> WHAT THE TASK ASKS
Tally each line where the word "color" occurs, then give only the total.
------
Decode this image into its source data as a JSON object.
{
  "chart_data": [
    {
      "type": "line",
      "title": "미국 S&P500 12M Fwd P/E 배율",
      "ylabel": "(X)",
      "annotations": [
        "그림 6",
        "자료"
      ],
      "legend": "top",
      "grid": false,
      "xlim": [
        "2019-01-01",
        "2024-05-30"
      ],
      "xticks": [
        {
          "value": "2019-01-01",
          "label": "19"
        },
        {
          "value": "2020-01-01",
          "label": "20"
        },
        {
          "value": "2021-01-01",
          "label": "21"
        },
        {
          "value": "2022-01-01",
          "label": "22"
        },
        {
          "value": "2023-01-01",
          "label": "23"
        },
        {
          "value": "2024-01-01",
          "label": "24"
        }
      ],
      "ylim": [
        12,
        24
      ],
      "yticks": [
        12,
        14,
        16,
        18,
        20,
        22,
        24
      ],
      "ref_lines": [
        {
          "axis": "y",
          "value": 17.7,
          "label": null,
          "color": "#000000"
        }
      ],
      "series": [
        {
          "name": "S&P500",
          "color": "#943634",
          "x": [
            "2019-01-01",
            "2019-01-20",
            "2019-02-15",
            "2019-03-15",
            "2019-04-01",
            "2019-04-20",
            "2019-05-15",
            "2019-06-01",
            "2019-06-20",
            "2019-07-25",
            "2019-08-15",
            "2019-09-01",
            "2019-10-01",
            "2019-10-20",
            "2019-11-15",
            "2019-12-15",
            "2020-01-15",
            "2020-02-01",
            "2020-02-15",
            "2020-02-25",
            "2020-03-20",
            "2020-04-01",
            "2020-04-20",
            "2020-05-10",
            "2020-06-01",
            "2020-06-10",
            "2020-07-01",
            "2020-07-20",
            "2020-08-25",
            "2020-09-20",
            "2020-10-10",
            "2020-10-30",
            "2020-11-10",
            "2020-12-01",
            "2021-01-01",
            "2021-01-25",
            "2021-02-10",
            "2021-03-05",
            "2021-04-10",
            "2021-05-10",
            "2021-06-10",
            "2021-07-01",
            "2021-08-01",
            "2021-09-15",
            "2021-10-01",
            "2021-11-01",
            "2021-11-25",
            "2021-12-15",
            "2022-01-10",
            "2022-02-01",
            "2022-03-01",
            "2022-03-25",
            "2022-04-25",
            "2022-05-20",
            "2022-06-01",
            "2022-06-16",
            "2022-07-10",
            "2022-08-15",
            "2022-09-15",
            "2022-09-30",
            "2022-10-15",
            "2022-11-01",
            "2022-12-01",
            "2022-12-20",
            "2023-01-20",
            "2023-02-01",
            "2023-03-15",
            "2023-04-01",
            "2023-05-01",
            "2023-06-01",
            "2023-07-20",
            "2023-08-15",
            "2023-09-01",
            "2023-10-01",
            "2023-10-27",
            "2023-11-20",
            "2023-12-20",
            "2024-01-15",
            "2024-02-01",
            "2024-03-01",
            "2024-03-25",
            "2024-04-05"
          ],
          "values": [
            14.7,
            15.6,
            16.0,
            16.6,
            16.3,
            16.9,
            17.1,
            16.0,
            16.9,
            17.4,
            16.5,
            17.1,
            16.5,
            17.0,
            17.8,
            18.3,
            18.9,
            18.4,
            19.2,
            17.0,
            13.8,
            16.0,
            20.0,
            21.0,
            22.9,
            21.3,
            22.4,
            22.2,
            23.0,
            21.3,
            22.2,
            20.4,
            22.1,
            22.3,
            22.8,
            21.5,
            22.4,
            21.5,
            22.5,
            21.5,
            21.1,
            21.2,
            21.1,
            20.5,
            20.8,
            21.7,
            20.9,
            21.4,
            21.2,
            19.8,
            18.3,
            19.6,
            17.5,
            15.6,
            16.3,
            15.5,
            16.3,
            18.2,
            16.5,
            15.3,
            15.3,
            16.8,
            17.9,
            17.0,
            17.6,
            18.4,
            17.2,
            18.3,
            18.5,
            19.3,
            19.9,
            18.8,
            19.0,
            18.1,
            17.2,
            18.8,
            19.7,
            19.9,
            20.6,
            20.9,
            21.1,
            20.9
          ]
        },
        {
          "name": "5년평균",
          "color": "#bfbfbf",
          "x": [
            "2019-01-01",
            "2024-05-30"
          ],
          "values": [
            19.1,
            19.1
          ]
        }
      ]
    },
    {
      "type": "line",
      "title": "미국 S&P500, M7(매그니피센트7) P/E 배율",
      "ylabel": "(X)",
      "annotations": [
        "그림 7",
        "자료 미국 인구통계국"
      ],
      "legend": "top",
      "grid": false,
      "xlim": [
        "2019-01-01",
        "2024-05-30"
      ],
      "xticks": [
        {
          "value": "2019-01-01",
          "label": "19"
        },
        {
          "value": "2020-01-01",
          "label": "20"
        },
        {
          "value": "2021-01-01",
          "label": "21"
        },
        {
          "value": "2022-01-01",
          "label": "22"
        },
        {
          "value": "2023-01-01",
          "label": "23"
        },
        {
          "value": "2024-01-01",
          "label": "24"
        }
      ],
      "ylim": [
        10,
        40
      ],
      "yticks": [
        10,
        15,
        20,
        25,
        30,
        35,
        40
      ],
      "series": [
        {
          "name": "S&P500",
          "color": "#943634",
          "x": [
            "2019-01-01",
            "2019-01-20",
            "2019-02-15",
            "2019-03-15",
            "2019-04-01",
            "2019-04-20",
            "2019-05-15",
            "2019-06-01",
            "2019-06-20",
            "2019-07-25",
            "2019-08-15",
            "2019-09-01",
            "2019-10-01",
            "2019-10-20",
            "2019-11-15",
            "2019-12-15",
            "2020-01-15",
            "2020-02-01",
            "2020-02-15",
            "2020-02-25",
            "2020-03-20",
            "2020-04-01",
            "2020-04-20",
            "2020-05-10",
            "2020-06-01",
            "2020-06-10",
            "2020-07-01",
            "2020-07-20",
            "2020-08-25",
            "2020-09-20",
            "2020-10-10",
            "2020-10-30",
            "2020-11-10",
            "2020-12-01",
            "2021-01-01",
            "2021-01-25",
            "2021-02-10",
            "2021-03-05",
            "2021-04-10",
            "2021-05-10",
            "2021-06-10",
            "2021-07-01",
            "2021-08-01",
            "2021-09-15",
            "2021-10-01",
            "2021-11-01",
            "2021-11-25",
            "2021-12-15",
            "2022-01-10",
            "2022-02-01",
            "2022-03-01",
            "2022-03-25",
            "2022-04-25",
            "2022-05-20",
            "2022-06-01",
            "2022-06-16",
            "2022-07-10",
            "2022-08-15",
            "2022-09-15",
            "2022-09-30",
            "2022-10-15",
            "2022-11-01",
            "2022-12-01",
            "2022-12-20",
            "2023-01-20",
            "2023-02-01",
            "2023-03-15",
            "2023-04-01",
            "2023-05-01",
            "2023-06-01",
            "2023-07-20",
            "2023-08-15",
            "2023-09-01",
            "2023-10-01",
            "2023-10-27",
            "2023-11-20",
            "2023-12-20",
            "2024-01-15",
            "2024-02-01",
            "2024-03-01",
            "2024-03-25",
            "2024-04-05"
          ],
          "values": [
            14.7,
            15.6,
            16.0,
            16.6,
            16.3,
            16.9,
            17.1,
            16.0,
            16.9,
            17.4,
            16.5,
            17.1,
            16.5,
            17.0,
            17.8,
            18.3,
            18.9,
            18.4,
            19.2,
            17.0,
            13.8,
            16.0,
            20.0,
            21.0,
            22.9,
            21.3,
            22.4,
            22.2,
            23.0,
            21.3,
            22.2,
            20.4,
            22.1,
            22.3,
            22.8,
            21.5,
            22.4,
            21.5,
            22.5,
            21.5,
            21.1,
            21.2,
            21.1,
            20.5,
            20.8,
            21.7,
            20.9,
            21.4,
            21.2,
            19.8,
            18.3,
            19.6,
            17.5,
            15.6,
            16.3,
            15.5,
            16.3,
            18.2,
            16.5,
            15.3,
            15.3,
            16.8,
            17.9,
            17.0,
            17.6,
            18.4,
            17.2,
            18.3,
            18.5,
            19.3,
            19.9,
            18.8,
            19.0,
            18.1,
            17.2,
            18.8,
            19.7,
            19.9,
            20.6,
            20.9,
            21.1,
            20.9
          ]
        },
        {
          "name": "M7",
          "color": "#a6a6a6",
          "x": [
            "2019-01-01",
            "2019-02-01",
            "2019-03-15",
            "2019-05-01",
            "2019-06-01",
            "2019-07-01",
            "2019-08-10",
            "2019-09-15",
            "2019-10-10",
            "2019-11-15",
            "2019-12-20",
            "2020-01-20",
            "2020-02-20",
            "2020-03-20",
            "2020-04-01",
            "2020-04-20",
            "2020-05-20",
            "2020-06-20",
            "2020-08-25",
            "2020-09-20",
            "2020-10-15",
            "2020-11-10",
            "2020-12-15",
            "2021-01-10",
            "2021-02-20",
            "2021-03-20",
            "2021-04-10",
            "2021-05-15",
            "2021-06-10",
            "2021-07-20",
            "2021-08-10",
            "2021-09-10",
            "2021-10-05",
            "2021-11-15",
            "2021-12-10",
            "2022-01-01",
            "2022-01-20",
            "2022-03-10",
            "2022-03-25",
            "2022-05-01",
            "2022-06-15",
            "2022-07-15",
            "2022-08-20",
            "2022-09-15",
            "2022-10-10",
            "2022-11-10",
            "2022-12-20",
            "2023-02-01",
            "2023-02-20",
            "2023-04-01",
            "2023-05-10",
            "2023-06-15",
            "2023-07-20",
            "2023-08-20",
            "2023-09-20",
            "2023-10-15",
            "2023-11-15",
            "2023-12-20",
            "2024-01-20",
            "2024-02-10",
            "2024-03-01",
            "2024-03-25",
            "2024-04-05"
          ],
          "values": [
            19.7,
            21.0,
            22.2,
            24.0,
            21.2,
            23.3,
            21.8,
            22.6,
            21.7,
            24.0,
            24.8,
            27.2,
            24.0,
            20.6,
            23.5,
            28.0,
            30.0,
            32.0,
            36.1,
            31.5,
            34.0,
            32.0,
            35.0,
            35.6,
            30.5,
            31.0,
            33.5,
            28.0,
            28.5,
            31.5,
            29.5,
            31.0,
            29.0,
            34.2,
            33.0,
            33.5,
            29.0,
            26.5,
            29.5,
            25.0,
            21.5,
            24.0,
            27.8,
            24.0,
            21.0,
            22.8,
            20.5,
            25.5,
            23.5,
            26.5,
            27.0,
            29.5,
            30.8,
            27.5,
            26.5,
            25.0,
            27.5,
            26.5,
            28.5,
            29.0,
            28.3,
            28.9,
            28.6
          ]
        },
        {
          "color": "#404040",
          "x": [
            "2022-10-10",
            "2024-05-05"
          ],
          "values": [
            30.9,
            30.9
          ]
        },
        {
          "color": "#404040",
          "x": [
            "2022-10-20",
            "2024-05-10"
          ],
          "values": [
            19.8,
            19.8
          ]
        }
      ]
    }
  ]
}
------
> FULL SOLUTION
7